• **Data records**:
Start

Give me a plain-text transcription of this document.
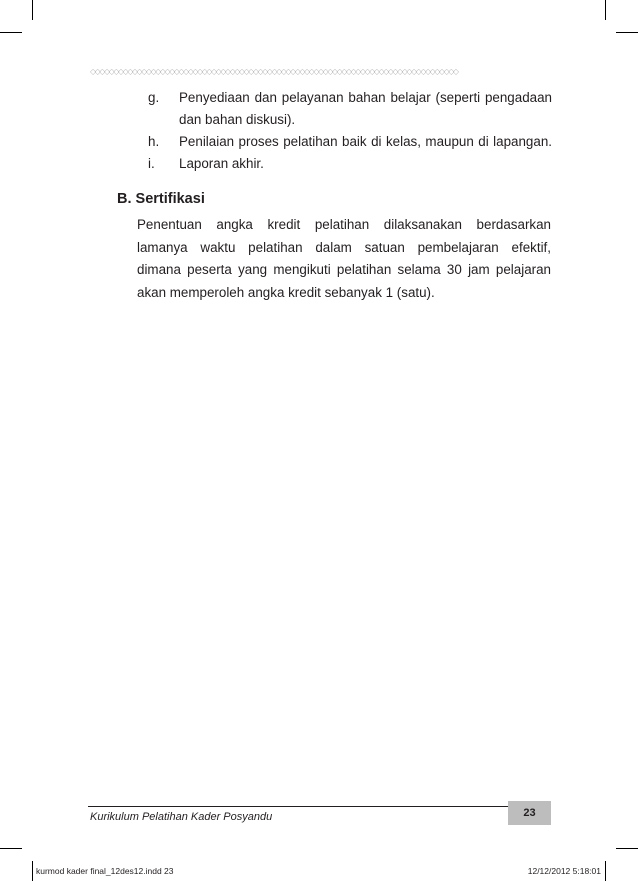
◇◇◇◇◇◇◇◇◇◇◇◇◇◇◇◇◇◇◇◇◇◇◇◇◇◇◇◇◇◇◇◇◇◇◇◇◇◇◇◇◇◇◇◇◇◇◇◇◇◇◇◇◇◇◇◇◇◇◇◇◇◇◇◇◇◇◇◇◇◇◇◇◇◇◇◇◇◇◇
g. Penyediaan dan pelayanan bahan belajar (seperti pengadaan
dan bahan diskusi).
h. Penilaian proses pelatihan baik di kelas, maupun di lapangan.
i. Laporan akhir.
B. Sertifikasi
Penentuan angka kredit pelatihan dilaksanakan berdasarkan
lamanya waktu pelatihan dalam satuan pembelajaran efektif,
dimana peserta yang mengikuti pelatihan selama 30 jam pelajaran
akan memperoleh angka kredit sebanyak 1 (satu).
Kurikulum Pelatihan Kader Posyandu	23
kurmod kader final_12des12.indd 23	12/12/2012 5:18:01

End
Start

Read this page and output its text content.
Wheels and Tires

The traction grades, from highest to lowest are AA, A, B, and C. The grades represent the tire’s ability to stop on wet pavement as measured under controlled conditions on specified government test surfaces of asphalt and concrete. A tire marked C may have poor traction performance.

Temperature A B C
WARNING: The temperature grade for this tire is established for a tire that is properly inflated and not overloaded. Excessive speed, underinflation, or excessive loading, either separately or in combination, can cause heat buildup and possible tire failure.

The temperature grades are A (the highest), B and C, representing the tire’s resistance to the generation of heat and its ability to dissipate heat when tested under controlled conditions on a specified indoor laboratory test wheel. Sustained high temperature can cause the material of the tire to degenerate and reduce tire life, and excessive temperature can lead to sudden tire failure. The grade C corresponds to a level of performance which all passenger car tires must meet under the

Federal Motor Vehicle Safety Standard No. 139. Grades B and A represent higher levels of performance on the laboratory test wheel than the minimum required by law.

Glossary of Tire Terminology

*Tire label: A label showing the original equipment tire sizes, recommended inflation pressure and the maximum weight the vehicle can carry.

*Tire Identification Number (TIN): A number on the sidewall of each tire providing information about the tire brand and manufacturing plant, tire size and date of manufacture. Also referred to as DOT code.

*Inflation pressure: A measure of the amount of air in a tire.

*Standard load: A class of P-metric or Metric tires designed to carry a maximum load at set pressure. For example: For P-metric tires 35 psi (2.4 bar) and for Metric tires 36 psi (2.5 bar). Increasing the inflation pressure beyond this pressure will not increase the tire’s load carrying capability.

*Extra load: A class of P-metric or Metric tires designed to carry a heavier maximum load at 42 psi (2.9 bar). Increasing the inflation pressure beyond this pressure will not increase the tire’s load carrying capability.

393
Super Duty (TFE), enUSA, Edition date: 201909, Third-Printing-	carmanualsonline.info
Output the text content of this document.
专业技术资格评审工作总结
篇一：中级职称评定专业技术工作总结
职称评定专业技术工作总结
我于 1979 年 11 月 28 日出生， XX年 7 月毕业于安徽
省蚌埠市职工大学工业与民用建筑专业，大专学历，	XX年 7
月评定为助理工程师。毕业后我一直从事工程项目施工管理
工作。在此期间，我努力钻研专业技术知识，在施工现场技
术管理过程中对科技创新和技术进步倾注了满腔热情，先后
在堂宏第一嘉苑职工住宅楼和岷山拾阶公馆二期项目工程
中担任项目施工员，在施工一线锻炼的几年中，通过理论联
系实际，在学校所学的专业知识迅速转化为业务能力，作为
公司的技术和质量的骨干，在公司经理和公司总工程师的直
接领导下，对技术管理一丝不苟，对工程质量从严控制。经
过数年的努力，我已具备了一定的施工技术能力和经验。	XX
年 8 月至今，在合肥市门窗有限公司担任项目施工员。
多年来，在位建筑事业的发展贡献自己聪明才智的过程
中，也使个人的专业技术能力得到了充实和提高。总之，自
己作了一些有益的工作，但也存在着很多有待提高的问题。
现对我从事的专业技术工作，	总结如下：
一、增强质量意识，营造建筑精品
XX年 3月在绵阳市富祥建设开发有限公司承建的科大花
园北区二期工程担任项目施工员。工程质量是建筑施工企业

End

• **Exercise aim**: Pull out and copy each line containing the string "bahan".

• **Reply to the exercise**:
g. Penyediaan dan pelayanan bahan belajar (seperti pengadaan
dan bahan diskusi).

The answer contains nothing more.